*Task*.
Every line below that holds the string "evaluation" should be copied out.
[START OF Provided entries]
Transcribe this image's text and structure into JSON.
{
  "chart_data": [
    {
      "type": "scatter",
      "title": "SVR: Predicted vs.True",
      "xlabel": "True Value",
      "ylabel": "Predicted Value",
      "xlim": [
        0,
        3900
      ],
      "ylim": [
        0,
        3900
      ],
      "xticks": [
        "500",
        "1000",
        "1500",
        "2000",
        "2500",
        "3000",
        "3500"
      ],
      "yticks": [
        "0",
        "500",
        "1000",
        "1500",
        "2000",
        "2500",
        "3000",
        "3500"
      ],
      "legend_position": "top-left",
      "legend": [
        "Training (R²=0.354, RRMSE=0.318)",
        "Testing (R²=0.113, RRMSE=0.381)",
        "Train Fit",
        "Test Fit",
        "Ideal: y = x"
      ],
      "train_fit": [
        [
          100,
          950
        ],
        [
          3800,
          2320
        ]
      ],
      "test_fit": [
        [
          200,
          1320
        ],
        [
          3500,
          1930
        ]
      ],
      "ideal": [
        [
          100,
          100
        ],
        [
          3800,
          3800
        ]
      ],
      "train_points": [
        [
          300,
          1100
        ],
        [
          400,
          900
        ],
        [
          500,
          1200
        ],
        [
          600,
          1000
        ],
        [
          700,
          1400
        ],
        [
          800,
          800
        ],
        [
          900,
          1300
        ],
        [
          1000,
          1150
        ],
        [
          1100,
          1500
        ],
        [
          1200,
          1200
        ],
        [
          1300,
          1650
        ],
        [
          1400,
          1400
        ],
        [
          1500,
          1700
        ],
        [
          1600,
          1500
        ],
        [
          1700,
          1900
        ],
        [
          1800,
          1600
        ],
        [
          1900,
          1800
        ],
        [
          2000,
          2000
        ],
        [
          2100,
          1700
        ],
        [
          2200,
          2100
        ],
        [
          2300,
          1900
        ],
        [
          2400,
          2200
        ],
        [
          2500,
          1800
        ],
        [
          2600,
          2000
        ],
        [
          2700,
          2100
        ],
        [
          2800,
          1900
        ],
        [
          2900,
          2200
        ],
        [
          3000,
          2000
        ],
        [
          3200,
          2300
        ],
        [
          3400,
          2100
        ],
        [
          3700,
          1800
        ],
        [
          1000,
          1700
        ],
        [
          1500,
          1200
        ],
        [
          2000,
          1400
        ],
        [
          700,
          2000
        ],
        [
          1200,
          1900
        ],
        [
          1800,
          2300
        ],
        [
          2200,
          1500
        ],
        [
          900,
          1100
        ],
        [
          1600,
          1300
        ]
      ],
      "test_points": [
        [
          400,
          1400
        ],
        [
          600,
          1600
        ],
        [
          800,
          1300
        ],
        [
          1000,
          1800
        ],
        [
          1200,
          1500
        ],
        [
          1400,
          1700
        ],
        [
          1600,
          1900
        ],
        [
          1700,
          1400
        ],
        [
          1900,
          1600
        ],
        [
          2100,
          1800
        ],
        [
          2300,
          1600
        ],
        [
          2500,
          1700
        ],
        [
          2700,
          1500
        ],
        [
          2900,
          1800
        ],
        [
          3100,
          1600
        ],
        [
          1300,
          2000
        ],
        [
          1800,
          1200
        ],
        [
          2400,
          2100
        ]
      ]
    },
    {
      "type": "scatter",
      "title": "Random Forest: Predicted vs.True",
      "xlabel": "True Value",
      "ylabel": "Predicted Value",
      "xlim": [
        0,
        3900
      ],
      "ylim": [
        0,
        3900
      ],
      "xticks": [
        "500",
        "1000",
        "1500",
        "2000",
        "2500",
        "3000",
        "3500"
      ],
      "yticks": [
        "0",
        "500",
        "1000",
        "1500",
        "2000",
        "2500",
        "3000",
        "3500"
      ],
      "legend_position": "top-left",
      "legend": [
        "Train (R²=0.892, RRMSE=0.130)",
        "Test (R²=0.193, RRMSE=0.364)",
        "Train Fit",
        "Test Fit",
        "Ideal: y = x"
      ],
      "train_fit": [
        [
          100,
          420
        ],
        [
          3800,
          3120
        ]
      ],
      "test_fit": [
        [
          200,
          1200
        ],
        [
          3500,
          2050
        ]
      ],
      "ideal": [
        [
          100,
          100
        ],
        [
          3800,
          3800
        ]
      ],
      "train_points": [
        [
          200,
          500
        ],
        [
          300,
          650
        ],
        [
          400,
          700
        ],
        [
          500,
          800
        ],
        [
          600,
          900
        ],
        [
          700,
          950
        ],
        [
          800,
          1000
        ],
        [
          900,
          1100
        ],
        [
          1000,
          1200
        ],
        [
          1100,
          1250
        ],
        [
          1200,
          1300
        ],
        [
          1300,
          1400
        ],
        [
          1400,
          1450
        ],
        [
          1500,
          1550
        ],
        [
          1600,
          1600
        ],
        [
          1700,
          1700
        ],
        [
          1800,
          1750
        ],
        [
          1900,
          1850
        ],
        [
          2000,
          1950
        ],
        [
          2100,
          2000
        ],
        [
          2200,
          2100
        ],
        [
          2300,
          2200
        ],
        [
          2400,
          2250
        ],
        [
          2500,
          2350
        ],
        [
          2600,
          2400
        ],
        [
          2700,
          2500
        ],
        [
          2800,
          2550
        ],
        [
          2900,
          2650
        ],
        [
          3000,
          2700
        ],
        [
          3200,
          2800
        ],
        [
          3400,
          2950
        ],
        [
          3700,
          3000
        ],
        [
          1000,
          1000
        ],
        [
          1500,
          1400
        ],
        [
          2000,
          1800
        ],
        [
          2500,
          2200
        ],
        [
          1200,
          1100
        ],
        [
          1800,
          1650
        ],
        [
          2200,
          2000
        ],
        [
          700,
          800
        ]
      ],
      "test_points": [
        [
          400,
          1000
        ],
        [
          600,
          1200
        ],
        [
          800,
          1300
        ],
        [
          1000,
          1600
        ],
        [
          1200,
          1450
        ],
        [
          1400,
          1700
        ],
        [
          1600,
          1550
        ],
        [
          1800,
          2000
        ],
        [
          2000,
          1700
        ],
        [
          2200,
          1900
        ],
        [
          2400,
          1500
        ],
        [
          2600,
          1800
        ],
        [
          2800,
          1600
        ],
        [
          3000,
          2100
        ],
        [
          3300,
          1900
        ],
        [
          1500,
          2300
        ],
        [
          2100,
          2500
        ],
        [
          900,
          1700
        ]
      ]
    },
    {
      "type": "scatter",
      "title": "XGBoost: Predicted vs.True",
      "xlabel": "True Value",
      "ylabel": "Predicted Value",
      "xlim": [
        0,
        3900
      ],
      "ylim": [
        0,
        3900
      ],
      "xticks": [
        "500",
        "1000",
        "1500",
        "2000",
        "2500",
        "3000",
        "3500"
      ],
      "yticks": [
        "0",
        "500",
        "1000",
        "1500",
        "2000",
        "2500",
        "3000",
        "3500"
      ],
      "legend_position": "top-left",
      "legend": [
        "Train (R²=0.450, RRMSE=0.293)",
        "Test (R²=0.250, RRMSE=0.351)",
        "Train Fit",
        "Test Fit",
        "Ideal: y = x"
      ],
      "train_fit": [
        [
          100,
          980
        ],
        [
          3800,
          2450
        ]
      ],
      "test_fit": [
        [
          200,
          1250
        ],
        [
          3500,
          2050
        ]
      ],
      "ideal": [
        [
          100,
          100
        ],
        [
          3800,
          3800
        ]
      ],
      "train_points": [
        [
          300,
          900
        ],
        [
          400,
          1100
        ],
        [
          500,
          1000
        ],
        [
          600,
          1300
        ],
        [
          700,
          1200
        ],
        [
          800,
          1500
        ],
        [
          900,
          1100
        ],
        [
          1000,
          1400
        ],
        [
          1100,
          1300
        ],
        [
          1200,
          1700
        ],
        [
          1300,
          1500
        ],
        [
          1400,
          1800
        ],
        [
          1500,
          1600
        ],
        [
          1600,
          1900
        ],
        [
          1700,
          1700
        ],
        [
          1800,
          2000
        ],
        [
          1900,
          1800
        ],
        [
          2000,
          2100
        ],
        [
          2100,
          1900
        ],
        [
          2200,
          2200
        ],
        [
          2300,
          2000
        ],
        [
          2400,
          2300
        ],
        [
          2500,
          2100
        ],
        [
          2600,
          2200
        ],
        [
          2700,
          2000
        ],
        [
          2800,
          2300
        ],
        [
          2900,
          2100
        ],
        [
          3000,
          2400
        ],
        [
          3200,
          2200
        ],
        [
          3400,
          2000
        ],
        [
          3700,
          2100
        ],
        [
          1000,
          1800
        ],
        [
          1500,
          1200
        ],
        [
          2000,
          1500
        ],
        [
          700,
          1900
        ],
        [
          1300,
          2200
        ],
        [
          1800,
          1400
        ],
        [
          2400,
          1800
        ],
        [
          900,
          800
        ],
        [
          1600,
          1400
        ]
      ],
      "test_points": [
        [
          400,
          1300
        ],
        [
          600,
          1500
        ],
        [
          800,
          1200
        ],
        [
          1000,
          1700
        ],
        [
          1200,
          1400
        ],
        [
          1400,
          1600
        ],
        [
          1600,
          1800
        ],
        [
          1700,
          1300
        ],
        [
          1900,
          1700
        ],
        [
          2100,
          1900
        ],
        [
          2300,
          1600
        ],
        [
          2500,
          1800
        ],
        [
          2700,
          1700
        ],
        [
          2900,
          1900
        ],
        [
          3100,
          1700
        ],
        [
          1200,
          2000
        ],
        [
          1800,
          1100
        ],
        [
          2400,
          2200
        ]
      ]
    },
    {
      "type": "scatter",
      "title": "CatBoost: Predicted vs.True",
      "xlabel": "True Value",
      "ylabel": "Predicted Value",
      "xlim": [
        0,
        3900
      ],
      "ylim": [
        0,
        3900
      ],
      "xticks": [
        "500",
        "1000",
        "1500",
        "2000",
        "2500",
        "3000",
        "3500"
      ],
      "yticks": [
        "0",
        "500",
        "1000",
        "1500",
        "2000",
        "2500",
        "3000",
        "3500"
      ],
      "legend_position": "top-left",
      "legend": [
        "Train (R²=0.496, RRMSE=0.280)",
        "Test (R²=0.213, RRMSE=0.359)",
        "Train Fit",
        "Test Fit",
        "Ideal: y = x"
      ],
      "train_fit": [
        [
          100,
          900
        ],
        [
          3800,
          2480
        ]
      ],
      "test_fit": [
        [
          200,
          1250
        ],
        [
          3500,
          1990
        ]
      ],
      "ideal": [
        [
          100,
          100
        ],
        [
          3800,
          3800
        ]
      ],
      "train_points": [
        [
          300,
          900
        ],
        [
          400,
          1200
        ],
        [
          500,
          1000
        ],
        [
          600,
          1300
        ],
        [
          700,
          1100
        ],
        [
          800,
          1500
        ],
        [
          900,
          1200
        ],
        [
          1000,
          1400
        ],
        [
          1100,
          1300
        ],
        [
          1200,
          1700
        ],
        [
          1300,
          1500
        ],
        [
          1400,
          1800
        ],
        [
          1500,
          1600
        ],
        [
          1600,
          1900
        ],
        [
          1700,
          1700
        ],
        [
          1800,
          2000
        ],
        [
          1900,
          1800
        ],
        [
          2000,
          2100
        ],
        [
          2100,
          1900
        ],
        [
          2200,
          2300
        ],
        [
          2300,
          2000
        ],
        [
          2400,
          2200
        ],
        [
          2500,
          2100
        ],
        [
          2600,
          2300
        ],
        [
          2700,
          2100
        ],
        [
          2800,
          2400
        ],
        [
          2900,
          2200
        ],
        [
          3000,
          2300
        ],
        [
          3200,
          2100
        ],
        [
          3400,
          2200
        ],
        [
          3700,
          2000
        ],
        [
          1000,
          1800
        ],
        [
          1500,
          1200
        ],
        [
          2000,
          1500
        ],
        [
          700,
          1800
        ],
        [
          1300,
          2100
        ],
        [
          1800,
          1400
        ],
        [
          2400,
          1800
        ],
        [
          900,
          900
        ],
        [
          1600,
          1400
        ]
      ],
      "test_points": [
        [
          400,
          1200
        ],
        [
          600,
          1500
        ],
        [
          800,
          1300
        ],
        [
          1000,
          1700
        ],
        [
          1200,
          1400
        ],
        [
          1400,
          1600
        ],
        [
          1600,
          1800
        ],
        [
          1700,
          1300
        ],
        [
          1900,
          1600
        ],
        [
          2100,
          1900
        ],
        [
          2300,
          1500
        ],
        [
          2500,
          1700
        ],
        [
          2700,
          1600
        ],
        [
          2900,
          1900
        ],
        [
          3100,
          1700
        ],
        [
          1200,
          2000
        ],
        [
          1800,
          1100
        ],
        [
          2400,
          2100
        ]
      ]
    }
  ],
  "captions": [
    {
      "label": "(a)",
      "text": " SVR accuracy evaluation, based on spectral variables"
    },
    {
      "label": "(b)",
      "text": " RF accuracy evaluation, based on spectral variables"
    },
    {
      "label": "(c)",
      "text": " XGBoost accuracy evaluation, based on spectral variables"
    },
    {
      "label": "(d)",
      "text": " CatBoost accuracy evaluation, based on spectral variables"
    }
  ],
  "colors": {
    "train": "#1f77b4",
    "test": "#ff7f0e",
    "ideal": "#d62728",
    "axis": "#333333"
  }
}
[END OF Provided entries]
*Completed task*.
      "text": " SVR accuracy evaluation, based on spectral variables"
      "text": " RF accuracy evaluation, based on spectral variables"
      "text": " XGBoost accuracy evaluation, based on spectral variables"
      "text": " CatBoost accuracy evaluation, based on spectral variables"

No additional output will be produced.